(Aim of the task) Everything from the line that holds "Extract the structured" through the end of the data below should be output exactly, both ends included.

--- Start Record excerpts ---

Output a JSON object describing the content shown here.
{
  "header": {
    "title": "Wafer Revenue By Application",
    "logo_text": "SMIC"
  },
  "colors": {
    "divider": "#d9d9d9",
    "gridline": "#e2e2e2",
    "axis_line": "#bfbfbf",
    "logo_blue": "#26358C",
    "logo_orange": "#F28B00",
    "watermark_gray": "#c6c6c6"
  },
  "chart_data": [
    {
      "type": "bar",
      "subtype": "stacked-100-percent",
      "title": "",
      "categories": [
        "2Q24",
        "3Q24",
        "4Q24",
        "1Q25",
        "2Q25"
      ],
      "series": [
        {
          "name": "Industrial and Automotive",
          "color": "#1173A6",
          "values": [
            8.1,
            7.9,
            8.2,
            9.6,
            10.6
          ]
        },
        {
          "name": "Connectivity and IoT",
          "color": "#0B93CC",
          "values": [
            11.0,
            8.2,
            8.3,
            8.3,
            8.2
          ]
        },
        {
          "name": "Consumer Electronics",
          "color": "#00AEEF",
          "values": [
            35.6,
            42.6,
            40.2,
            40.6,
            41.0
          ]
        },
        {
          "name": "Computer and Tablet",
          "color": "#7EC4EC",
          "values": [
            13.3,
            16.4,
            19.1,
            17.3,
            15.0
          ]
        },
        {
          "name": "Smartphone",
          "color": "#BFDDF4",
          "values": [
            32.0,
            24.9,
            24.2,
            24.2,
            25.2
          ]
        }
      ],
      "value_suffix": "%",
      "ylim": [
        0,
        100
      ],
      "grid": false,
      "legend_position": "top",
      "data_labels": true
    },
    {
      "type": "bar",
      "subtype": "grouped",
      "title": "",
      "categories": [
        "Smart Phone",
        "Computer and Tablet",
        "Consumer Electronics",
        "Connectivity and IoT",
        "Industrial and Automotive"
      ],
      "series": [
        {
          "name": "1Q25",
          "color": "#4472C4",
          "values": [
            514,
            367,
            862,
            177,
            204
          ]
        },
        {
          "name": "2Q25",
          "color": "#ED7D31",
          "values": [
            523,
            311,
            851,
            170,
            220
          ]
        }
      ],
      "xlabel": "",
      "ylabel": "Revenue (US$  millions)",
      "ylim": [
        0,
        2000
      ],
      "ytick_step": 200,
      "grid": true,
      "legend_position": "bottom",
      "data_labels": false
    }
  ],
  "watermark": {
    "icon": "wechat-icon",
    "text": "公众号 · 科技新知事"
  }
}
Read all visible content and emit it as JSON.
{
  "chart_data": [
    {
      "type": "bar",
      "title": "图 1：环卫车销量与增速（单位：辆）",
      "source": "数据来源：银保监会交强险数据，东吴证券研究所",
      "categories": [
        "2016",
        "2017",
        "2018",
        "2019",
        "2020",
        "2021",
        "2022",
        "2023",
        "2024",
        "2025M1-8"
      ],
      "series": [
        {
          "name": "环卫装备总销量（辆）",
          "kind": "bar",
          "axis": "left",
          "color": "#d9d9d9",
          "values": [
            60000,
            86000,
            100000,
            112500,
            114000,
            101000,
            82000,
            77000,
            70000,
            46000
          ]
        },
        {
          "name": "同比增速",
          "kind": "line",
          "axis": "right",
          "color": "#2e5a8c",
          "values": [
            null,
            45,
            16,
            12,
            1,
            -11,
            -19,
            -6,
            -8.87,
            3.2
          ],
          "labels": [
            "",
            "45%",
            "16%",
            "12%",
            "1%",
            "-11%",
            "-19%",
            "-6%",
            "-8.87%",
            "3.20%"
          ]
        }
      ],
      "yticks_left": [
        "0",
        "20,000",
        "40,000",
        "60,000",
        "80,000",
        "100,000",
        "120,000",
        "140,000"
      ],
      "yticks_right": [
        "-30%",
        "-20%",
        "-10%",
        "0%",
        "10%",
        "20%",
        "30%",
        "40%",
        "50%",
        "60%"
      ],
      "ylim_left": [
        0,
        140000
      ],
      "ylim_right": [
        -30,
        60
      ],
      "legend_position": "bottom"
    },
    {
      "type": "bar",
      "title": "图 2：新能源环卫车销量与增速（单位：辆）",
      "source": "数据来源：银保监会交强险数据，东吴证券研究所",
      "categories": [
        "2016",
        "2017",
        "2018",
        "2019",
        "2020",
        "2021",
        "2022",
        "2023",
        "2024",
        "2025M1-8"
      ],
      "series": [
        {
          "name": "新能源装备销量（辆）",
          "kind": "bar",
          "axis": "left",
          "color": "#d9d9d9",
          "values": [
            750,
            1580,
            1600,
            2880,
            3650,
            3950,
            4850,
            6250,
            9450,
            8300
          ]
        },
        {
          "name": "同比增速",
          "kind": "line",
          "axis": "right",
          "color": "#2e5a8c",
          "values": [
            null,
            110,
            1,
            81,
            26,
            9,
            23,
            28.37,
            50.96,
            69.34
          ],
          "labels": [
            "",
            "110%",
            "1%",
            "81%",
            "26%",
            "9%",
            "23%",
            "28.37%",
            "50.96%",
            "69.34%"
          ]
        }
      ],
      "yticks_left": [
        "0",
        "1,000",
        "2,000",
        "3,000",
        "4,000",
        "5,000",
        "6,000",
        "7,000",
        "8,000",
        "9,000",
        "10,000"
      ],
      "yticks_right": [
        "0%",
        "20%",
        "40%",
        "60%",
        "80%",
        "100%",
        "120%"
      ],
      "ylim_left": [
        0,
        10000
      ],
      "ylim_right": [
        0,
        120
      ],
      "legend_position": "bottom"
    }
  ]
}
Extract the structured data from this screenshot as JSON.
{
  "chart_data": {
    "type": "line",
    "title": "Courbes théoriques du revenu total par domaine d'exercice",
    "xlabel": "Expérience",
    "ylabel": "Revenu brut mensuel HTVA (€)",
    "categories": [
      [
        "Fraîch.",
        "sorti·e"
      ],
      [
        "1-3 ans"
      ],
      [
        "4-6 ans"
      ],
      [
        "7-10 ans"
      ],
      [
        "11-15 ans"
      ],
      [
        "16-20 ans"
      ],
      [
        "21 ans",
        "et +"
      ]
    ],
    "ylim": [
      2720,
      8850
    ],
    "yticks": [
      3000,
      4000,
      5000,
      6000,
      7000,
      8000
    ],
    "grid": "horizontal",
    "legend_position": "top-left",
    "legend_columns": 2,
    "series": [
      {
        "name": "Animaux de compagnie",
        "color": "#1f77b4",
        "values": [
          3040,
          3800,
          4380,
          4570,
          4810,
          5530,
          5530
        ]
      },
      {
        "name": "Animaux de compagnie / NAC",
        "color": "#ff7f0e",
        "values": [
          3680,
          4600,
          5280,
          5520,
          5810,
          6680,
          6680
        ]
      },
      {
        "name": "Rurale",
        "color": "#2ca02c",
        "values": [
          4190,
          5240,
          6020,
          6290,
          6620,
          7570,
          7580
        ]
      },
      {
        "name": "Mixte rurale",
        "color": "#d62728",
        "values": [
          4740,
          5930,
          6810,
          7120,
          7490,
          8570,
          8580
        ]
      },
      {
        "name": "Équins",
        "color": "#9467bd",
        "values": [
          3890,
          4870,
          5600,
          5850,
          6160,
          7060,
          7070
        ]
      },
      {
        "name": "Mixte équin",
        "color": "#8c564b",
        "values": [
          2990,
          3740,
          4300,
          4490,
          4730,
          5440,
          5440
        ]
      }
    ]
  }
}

--- End Record excerpts ---

(Result for this task)
Extract the structured data from this screenshot as JSON.
{
  "chart_data": {
    "type": "line",
    "title": "Courbes théoriques du revenu total par domaine d'exercice",
    "xlabel": "Expérience",
    "ylabel": "Revenu brut mensuel HTVA (€)",
    "categories": [
      [
        "Fraîch.",
        "sorti·e"
      ],
      [
        "1-3 ans"
      ],
      [
        "4-6 ans"
      ],
      [
        "7-10 ans"
      ],
      [
        "11-15 ans"
      ],
      [
        "16-20 ans"
      ],
      [
        "21 ans",
        "et +"
      ]
    ],
    "ylim": [
      2720,
      8850
    ],
    "yticks": [
      3000,
      4000,
      5000,
      6000,
      7000,
      8000
    ],
    "grid": "horizontal",
    "legend_position": "top-left",
    "legend_columns": 2,
    "series": [
      {
        "name": "Animaux de compagnie",
        "color": "#1f77b4",
        "values": [
          3040,
          3800,
          4380,
          4570,
          4810,
          5530,
          5530
        ]
      },
      {
        "name": "Animaux de compagnie / NAC",
        "color": "#ff7f0e",
        "values": [
          3680,
          4600,
          5280,
          5520,
          5810,
          6680,
          6680
        ]
      },
      {
        "name": "Rurale",
        "color": "#2ca02c",
        "values": [
          4190,
          5240,
          6020,
          6290,
          6620,
          7570,
          7580
        ]
      },
      {
        "name": "Mixte rurale",
        "color": "#d62728",
        "values": [
          4740,
          5930,
          6810,
          7120,
          7490,
          8570,
          8580
        ]
      },
      {
        "name": "Équins",
        "color": "#9467bd",
        "values": [
          3890,
          4870,
          5600,
          5850,
          6160,
          7060,
          7070
        ]
      },
      {
        "name": "Mixte équin",
        "color": "#8c564b",
        "values": [
          2990,
          3740,
          4300,
          4490,
          4730,
          5440,
          5440
        ]
      }
    ]
  }
}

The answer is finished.